PROBLEM TO SOLVE: State how many lines of the entries include the string "color", please, leaving out everything but the number.

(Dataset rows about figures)
· · · · · · ·
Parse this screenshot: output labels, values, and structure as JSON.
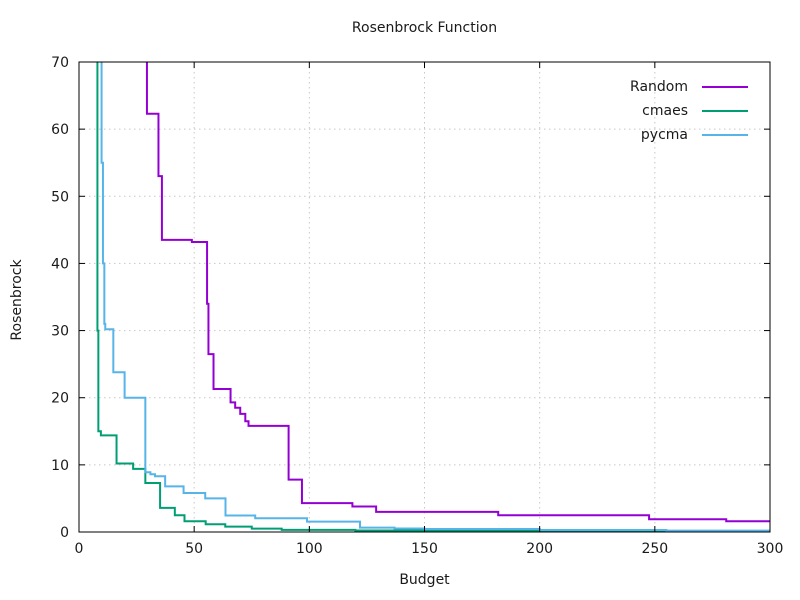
{
  "figure": {
    "title": "Rosenbrock Function",
    "xlabel": "Budget",
    "ylabel": "Rosenbrock"
  },
  "chart_data": {
    "type": "line",
    "title": "Rosenbrock Function",
    "xlabel": "Budget",
    "ylabel": "Rosenbrock",
    "xlim": [
      0,
      300
    ],
    "ylim": [
      0,
      70
    ],
    "xticks": [
      0,
      50,
      100,
      150,
      200,
      250,
      300
    ],
    "yticks": [
      0,
      10,
      20,
      30,
      40,
      50,
      60,
      70
    ],
    "grid": true,
    "grid_style": "dotted",
    "legend_position": "top-right-inside",
    "step_mode": "post",
    "series": [
      {
        "name": "Random",
        "color": "#9400d3",
        "points": [
          [
            29.5,
            75
          ],
          [
            29.5,
            62.3
          ],
          [
            34.5,
            53.0
          ],
          [
            36.0,
            43.5
          ],
          [
            49.0,
            43.2
          ],
          [
            55.6,
            34.0
          ],
          [
            56.2,
            26.5
          ],
          [
            58.4,
            21.3
          ],
          [
            65.8,
            19.3
          ],
          [
            67.8,
            18.5
          ],
          [
            70.0,
            17.6
          ],
          [
            72.2,
            16.5
          ],
          [
            73.6,
            15.8
          ],
          [
            91.0,
            7.8
          ],
          [
            96.8,
            4.3
          ],
          [
            118.7,
            3.8
          ],
          [
            129.0,
            3.0
          ],
          [
            182.0,
            2.5
          ],
          [
            247.5,
            1.9
          ],
          [
            281.0,
            1.6
          ]
        ]
      },
      {
        "name": "cmaes",
        "color": "#009e73",
        "points": [
          [
            7.5,
            75
          ],
          [
            8.0,
            30.0
          ],
          [
            8.4,
            15.0
          ],
          [
            9.5,
            14.4
          ],
          [
            16.3,
            10.2
          ],
          [
            23.5,
            9.4
          ],
          [
            28.8,
            7.3
          ],
          [
            35.2,
            3.6
          ],
          [
            41.6,
            2.5
          ],
          [
            45.8,
            1.6
          ],
          [
            55.0,
            1.15
          ],
          [
            63.5,
            0.8
          ],
          [
            75.0,
            0.5
          ],
          [
            88.0,
            0.32
          ],
          [
            120.0,
            0.22
          ],
          [
            200.0,
            0.12
          ]
        ]
      },
      {
        "name": "pycma",
        "color": "#56b4e9",
        "points": [
          [
            9.3,
            75
          ],
          [
            9.8,
            55.0
          ],
          [
            10.4,
            40.0
          ],
          [
            11.0,
            31.0
          ],
          [
            11.4,
            30.2
          ],
          [
            14.9,
            23.8
          ],
          [
            19.8,
            20.0
          ],
          [
            28.8,
            8.9
          ],
          [
            31.0,
            8.6
          ],
          [
            33.0,
            8.3
          ],
          [
            37.4,
            6.8
          ],
          [
            45.4,
            5.8
          ],
          [
            54.8,
            5.0
          ],
          [
            63.6,
            2.45
          ],
          [
            76.5,
            2.05
          ],
          [
            99.0,
            1.55
          ],
          [
            122.0,
            0.65
          ],
          [
            137.0,
            0.52
          ],
          [
            150.0,
            0.45
          ],
          [
            200.0,
            0.3
          ],
          [
            255.0,
            0.2
          ]
        ]
      }
    ]
  }
}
· · · · · · ·
THE COMPLETED TASK: 3